Begin SUPPLIED DATA
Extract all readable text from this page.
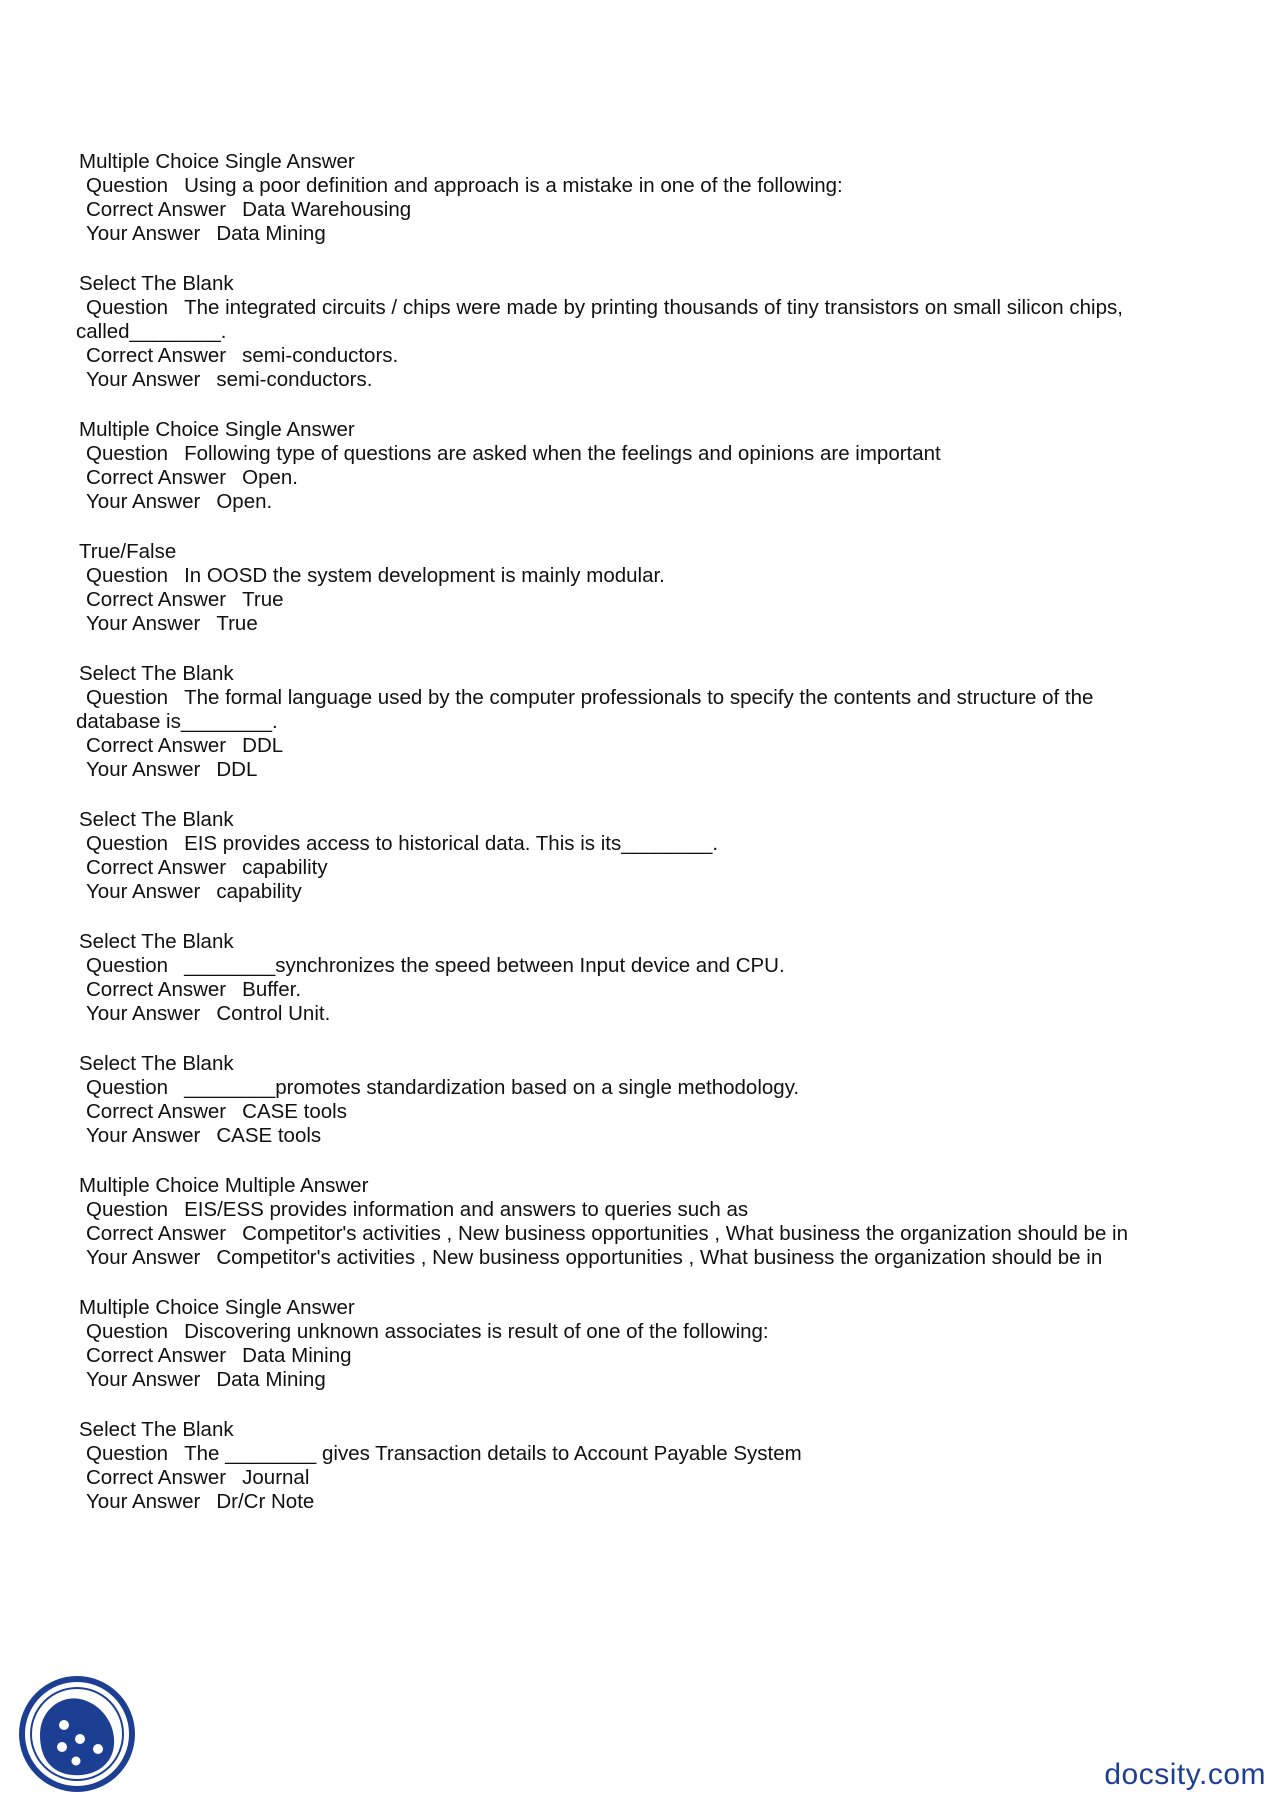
Multiple Choice Single Answer
Question Using a poor definition and approach is a mistake in one of the following:
Correct Answer Data Warehousing
Your Answer Data Mining
Select The Blank
Question The integrated circuits / chips were made by printing thousands of tiny transistors on small silicon chips, called________.
Correct Answer semi-conductors.
Your Answer semi-conductors.
Multiple Choice Single Answer
Question Following type of questions are asked when the feelings and opinions are important
Correct Answer Open.
Your Answer Open.
True/False
Question In OOSD the system development is mainly modular.
Correct Answer True
Your Answer True
Select The Blank
Question The formal language used by the computer professionals to specify the contents and structure of the database is________.
Correct Answer DDL
Your Answer DDL
Select The Blank
Question EIS provides access to historical data. This is its________.
Correct Answer capability
Your Answer capability
Select The Blank
Question ________synchronizes the speed between Input device and CPU.
Correct Answer Buffer.
Your Answer Control Unit.
Select The Blank
Question ________promotes standardization based on a single methodology.
Correct Answer CASE tools
Your Answer CASE tools
Multiple Choice Multiple Answer
Question EIS/ESS provides information and answers to queries such as
Correct Answer Competitor's activities , New business opportunities , What business the organization should be in
Your Answer Competitor's activities , New business opportunities , What business the organization should be in
Multiple Choice Single Answer
Question Discovering unknown associates is result of one of the following:
Correct Answer Data Mining
Your Answer Data Mining
Select The Blank
Question The ________ gives Transaction details to Account Payable System
Correct Answer Journal
Your Answer Dr/Cr Note
docsity.com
End SUPPLIED DATA
• **TASK OBJECTIVE**
Your task is to reproduce all of the material exactly. The pictures stay out.

• **ANSWER**
Extract all readable text from this page.
Multiple Choice Single Answer
Question Using a poor definition and approach is a mistake in one of the following:
Correct Answer Data Warehousing
Your Answer Data Mining
Select The Blank
Question The integrated circuits / chips were made by printing thousands of tiny transistors on small silicon chips, called________.
Correct Answer semi-conductors.
Your Answer semi-conductors.
Multiple Choice Single Answer
Question Following type of questions are asked when the feelings and opinions are important
Correct Answer Open.
Your Answer Open.
True/False
Question In OOSD the system development is mainly modular.
Correct Answer True
Your Answer True
Select The Blank
Question The formal language used by the computer professionals to specify the contents and structure of the database is________.
Correct Answer DDL
Your Answer DDL
Select The Blank
Question EIS provides access to historical data. This is its________.
Correct Answer capability
Your Answer capability
Select The Blank
Question ________synchronizes the speed between Input device and CPU.
Correct Answer Buffer.
Your Answer Control Unit.
Select The Blank
Question ________promotes standardization based on a single methodology.
Correct Answer CASE tools
Your Answer CASE tools
Multiple Choice Multiple Answer
Question EIS/ESS provides information and answers to queries such as
Correct Answer Competitor's activities , New business opportunities , What business the organization should be in
Your Answer Competitor's activities , New business opportunities , What business the organization should be in
Multiple Choice Single Answer
Question Discovering unknown associates is result of one of the following:
Correct Answer Data Mining
Your Answer Data Mining
Select The Blank
Question The ________ gives Transaction details to Account Payable System
Correct Answer Journal
Your Answer Dr/Cr Note
docsity.com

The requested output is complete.